### WHAT THE EXERCISE ASKS
Extract every record, keeping each one exactly as it is.

Saved entries
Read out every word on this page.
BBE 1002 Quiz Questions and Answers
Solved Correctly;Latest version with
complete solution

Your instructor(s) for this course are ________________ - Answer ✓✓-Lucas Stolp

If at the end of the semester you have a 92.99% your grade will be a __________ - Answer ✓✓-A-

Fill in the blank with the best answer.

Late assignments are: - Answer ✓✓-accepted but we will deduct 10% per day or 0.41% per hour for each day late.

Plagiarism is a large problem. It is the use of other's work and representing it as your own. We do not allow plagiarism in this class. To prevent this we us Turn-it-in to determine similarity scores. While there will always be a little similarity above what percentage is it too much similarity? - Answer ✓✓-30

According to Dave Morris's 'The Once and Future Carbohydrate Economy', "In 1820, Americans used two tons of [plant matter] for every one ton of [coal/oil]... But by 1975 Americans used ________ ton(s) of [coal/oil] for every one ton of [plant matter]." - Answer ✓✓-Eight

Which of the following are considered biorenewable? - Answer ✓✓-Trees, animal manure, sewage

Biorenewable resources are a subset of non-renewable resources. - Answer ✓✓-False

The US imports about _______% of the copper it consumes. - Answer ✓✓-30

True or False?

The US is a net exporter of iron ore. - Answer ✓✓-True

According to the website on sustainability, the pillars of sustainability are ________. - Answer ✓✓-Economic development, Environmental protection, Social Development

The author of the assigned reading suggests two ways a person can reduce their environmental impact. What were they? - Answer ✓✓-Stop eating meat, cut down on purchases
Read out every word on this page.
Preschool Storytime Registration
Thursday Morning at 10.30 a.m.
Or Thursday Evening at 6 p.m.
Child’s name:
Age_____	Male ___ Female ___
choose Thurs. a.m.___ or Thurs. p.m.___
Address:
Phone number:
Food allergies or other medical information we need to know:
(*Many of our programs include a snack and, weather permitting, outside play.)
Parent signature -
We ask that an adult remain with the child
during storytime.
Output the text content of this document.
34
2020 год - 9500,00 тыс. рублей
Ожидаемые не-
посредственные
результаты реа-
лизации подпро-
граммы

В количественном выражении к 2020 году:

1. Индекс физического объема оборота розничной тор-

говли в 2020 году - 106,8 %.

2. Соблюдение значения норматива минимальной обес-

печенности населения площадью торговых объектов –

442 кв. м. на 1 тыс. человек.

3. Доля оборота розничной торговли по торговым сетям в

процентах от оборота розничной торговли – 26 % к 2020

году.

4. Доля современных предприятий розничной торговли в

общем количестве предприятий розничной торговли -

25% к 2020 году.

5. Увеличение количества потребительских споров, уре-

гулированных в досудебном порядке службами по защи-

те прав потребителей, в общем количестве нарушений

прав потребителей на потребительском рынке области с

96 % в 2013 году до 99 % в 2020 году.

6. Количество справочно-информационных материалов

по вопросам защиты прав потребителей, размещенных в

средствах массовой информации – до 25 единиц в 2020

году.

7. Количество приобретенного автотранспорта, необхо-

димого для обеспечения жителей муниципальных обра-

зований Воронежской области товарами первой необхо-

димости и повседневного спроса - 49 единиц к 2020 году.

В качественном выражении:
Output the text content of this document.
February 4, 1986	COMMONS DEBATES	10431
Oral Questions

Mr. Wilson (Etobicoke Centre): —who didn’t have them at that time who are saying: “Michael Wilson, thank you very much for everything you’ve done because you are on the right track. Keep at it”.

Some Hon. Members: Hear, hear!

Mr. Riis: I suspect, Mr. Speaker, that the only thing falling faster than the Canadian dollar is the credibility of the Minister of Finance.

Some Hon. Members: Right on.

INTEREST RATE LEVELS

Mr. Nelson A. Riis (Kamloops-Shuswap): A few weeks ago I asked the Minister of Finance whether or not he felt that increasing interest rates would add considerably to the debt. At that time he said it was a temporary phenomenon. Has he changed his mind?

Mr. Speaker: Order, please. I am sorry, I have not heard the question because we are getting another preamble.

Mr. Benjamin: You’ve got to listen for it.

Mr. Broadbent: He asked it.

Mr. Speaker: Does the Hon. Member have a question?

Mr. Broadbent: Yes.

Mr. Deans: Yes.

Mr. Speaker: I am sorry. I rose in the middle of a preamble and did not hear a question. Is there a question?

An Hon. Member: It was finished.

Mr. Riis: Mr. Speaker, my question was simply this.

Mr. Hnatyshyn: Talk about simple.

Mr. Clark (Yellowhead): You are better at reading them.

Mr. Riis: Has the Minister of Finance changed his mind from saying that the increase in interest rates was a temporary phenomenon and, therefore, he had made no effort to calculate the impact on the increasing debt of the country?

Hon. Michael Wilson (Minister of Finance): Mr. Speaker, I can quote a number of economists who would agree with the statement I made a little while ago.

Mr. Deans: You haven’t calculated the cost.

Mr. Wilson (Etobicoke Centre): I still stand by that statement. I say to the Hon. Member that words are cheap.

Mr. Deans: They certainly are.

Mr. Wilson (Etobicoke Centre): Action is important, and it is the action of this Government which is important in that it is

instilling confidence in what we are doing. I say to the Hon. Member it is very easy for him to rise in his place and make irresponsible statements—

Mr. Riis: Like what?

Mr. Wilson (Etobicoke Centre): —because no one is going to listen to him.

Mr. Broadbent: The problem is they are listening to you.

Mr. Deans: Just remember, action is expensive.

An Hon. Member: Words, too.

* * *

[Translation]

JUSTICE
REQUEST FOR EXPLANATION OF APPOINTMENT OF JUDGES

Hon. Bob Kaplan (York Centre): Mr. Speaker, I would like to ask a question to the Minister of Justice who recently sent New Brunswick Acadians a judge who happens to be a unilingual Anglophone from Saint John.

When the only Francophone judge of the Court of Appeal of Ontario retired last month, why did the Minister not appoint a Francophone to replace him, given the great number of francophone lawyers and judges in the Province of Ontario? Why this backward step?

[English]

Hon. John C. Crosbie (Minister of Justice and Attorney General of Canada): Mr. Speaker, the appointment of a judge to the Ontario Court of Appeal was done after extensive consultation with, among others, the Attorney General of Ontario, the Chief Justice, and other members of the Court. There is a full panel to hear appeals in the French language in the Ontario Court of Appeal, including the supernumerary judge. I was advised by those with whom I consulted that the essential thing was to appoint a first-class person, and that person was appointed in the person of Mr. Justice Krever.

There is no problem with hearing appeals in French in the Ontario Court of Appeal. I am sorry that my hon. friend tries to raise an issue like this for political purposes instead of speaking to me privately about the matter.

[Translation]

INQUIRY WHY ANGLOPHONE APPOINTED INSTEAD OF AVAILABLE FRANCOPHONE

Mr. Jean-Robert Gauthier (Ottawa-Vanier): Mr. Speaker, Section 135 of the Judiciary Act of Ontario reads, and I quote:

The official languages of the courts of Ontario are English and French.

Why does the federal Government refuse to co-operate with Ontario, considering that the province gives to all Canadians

### RESPONSE TO THIS TASK
Read out every word on this page.
BBE 1002 Quiz Questions and Answers
Solved Correctly;Latest version with
complete solution

Your instructor(s) for this course are ________________ - Answer ✓✓-Lucas Stolp

If at the end of the semester you have a 92.99% your grade will be a __________ - Answer ✓✓-A-

Fill in the blank with the best answer.

Late assignments are: - Answer ✓✓-accepted but we will deduct 10% per day or 0.41% per hour for each day late.

Plagiarism is a large problem. It is the use of other's work and representing it as your own. We do not allow plagiarism in this class. To prevent this we us Turn-it-in to determine similarity scores. While there will always be a little similarity above what percentage is it too much similarity? - Answer ✓✓-30

According to Dave Morris's 'The Once and Future Carbohydrate Economy', "In 1820, Americans used two tons of [plant matter] for every one ton of [coal/oil]... But by 1975 Americans used ________ ton(s) of [coal/oil] for every one ton of [plant matter]." - Answer ✓✓-Eight

Which of the following are considered biorenewable? - Answer ✓✓-Trees, animal manure, sewage

Biorenewable resources are a subset of non-renewable resources. - Answer ✓✓-False

The US imports about _______% of the copper it consumes. - Answer ✓✓-30

True or False?

The US is a net exporter of iron ore. - Answer ✓✓-True

According to the website on sustainability, the pillars of sustainability are ________. - Answer ✓✓-Economic development, Environmental protection, Social Development

The author of the assigned reading suggests two ways a person can reduce their environmental impact. What were they? - Answer ✓✓-Stop eating meat, cut down on purchases
Read out every word on this page.
Preschool Storytime Registration
Thursday Morning at 10.30 a.m.
Or Thursday Evening at 6 p.m.
Child’s name:
Age_____	Male ___ Female ___
choose Thurs. a.m.___ or Thurs. p.m.___
Address:
Phone number:
Food allergies or other medical information we need to know:
(*Many of our programs include a snack and, weather permitting, outside play.)
Parent signature -
We ask that an adult remain with the child
during storytime.
Output the text content of this document.
34
2020 год - 9500,00 тыс. рублей
Ожидаемые не-
посредственные
результаты реа-
лизации подпро-
граммы

В количественном выражении к 2020 году:

1. Индекс физического объема оборота розничной тор-

говли в 2020 году - 106,8 %.

2. Соблюдение значения норматива минимальной обес-

печенности населения площадью торговых объектов –

442 кв. м. на 1 тыс. человек.

3. Доля оборота розничной торговли по торговым сетям в

процентах от оборота розничной торговли – 26 % к 2020

году.

4. Доля современных предприятий розничной торговли в

общем количестве предприятий розничной торговли -

25% к 2020 году.

5. Увеличение количества потребительских споров, уре-

гулированных в досудебном порядке службами по защи-

те прав потребителей, в общем количестве нарушений

прав потребителей на потребительском рынке области с

96 % в 2013 году до 99 % в 2020 году.

6. Количество справочно-информационных материалов

по вопросам защиты прав потребителей, размещенных в

средствах массовой информации – до 25 единиц в 2020

году.

7. Количество приобретенного автотранспорта, необхо-

димого для обеспечения жителей муниципальных обра-

зований Воронежской области товарами первой необхо-

димости и повседневного спроса - 49 единиц к 2020 году.

В качественном выражении:
Output the text content of this document.
February 4, 1986	COMMONS DEBATES	10431
Oral Questions

Mr. Wilson (Etobicoke Centre): —who didn’t have them at that time who are saying: “Michael Wilson, thank you very much for everything you’ve done because you are on the right track. Keep at it”.

Some Hon. Members: Hear, hear!

Mr. Riis: I suspect, Mr. Speaker, that the only thing falling faster than the Canadian dollar is the credibility of the Minister of Finance.

Some Hon. Members: Right on.

INTEREST RATE LEVELS

Mr. Nelson A. Riis (Kamloops-Shuswap): A few weeks ago I asked the Minister of Finance whether or not he felt that increasing interest rates would add considerably to the debt. At that time he said it was a temporary phenomenon. Has he changed his mind?

Mr. Speaker: Order, please. I am sorry, I have not heard the question because we are getting another preamble.

Mr. Benjamin: You’ve got to listen for it.

Mr. Broadbent: He asked it.

Mr. Speaker: Does the Hon. Member have a question?

Mr. Broadbent: Yes.

Mr. Deans: Yes.

Mr. Speaker: I am sorry. I rose in the middle of a preamble and did not hear a question. Is there a question?

An Hon. Member: It was finished.

Mr. Riis: Mr. Speaker, my question was simply this.

Mr. Hnatyshyn: Talk about simple.

Mr. Clark (Yellowhead): You are better at reading them.

Mr. Riis: Has the Minister of Finance changed his mind from saying that the increase in interest rates was a temporary phenomenon and, therefore, he had made no effort to calculate the impact on the increasing debt of the country?

Hon. Michael Wilson (Minister of Finance): Mr. Speaker, I can quote a number of economists who would agree with the statement I made a little while ago.

Mr. Deans: You haven’t calculated the cost.

Mr. Wilson (Etobicoke Centre): I still stand by that statement. I say to the Hon. Member that words are cheap.

Mr. Deans: They certainly are.

Mr. Wilson (Etobicoke Centre): Action is important, and it is the action of this Government which is important in that it is

instilling confidence in what we are doing. I say to the Hon. Member it is very easy for him to rise in his place and make irresponsible statements—

Mr. Riis: Like what?

Mr. Wilson (Etobicoke Centre): —because no one is going to listen to him.

Mr. Broadbent: The problem is they are listening to you.

Mr. Deans: Just remember, action is expensive.

An Hon. Member: Words, too.

* * *

[Translation]

JUSTICE
REQUEST FOR EXPLANATION OF APPOINTMENT OF JUDGES

Hon. Bob Kaplan (York Centre): Mr. Speaker, I would like to ask a question to the Minister of Justice who recently sent New Brunswick Acadians a judge who happens to be a unilingual Anglophone from Saint John.

When the only Francophone judge of the Court of Appeal of Ontario retired last month, why did the Minister not appoint a Francophone to replace him, given the great number of francophone lawyers and judges in the Province of Ontario? Why this backward step?

[English]

Hon. John C. Crosbie (Minister of Justice and Attorney General of Canada): Mr. Speaker, the appointment of a judge to the Ontario Court of Appeal was done after extensive consultation with, among others, the Attorney General of Ontario, the Chief Justice, and other members of the Court. There is a full panel to hear appeals in the French language in the Ontario Court of Appeal, including the supernumerary judge. I was advised by those with whom I consulted that the essential thing was to appoint a first-class person, and that person was appointed in the person of Mr. Justice Krever.

There is no problem with hearing appeals in French in the Ontario Court of Appeal. I am sorry that my hon. friend tries to raise an issue like this for political purposes instead of speaking to me privately about the matter.

[Translation]

INQUIRY WHY ANGLOPHONE APPOINTED INSTEAD OF AVAILABLE FRANCOPHONE

Mr. Jean-Robert Gauthier (Ottawa-Vanier): Mr. Speaker, Section 135 of the Judiciary Act of Ontario reads, and I quote:

The official languages of the courts of Ontario are English and French.

Why does the federal Government refuse to co-operate with Ontario, considering that the province gives to all Canadians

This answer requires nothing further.